Dataset records:
/---
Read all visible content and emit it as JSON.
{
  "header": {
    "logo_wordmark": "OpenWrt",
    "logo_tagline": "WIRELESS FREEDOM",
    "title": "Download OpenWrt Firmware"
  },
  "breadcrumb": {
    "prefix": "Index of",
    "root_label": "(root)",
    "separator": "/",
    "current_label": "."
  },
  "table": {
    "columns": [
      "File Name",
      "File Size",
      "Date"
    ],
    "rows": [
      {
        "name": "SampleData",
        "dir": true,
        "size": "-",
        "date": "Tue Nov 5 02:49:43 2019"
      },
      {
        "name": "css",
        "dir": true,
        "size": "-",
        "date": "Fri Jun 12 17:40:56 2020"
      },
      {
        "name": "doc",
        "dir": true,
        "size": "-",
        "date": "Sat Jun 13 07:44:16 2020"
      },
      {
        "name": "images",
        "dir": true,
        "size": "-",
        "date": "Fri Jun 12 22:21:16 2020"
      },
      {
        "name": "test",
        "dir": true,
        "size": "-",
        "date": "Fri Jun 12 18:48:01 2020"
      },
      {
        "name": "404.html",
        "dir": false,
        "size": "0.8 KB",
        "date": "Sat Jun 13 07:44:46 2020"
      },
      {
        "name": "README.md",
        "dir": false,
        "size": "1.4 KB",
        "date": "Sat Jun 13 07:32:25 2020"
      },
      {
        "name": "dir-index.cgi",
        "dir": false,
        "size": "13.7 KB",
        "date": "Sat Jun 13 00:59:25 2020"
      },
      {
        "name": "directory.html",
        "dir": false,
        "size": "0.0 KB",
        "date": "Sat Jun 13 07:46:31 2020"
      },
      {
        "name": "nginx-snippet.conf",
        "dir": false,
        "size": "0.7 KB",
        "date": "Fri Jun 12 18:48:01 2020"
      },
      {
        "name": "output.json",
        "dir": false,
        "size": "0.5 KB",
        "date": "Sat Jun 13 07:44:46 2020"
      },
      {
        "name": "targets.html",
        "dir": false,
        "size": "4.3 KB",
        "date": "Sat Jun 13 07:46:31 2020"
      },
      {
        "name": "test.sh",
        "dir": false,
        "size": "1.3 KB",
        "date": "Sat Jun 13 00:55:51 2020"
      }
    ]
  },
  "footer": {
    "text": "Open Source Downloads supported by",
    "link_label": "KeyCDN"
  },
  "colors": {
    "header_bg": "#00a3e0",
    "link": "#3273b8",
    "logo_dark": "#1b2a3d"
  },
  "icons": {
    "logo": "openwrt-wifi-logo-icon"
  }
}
\---
(Goal):
All of the entries need to be reproduced exactly; please write them out.

(Answer):
Read all visible content and emit it as JSON.
{
  "header": {
    "logo_wordmark": "OpenWrt",
    "logo_tagline": "WIRELESS FREEDOM",
    "title": "Download OpenWrt Firmware"
  },
  "breadcrumb": {
    "prefix": "Index of",
    "root_label": "(root)",
    "separator": "/",
    "current_label": "."
  },
  "table": {
    "columns": [
      "File Name",
      "File Size",
      "Date"
    ],
    "rows": [
      {
        "name": "SampleData",
        "dir": true,
        "size": "-",
        "date": "Tue Nov 5 02:49:43 2019"
      },
      {
        "name": "css",
        "dir": true,
        "size": "-",
        "date": "Fri Jun 12 17:40:56 2020"
      },
      {
        "name": "doc",
        "dir": true,
        "size": "-",
        "date": "Sat Jun 13 07:44:16 2020"
      },
      {
        "name": "images",
        "dir": true,
        "size": "-",
        "date": "Fri Jun 12 22:21:16 2020"
      },
      {
        "name": "test",
        "dir": true,
        "size": "-",
        "date": "Fri Jun 12 18:48:01 2020"
      },
      {
        "name": "404.html",
        "dir": false,
        "size": "0.8 KB",
        "date": "Sat Jun 13 07:44:46 2020"
      },
      {
        "name": "README.md",
        "dir": false,
        "size": "1.4 KB",
        "date": "Sat Jun 13 07:32:25 2020"
      },
      {
        "name": "dir-index.cgi",
        "dir": false,
        "size": "13.7 KB",
        "date": "Sat Jun 13 00:59:25 2020"
      },
      {
        "name": "directory.html",
        "dir": false,
        "size": "0.0 KB",
        "date": "Sat Jun 13 07:46:31 2020"
      },
      {
        "name": "nginx-snippet.conf",
        "dir": false,
        "size": "0.7 KB",
        "date": "Fri Jun 12 18:48:01 2020"
      },
      {
        "name": "output.json",
        "dir": false,
        "size": "0.5 KB",
        "date": "Sat Jun 13 07:44:46 2020"
      },
      {
        "name": "targets.html",
        "dir": false,
        "size": "4.3 KB",
        "date": "Sat Jun 13 07:46:31 2020"
      },
      {
        "name": "test.sh",
        "dir": false,
        "size": "1.3 KB",
        "date": "Sat Jun 13 00:55:51 2020"
      }
    ]
  },
  "footer": {
    "text": "Open Source Downloads supported by",
    "link_label": "KeyCDN"
  },
  "colors": {
    "header_bg": "#00a3e0",
    "link": "#3273b8",
    "logo_dark": "#1b2a3d"
  },
  "icons": {
    "logo": "openwrt-wifi-logo-icon"
  }
}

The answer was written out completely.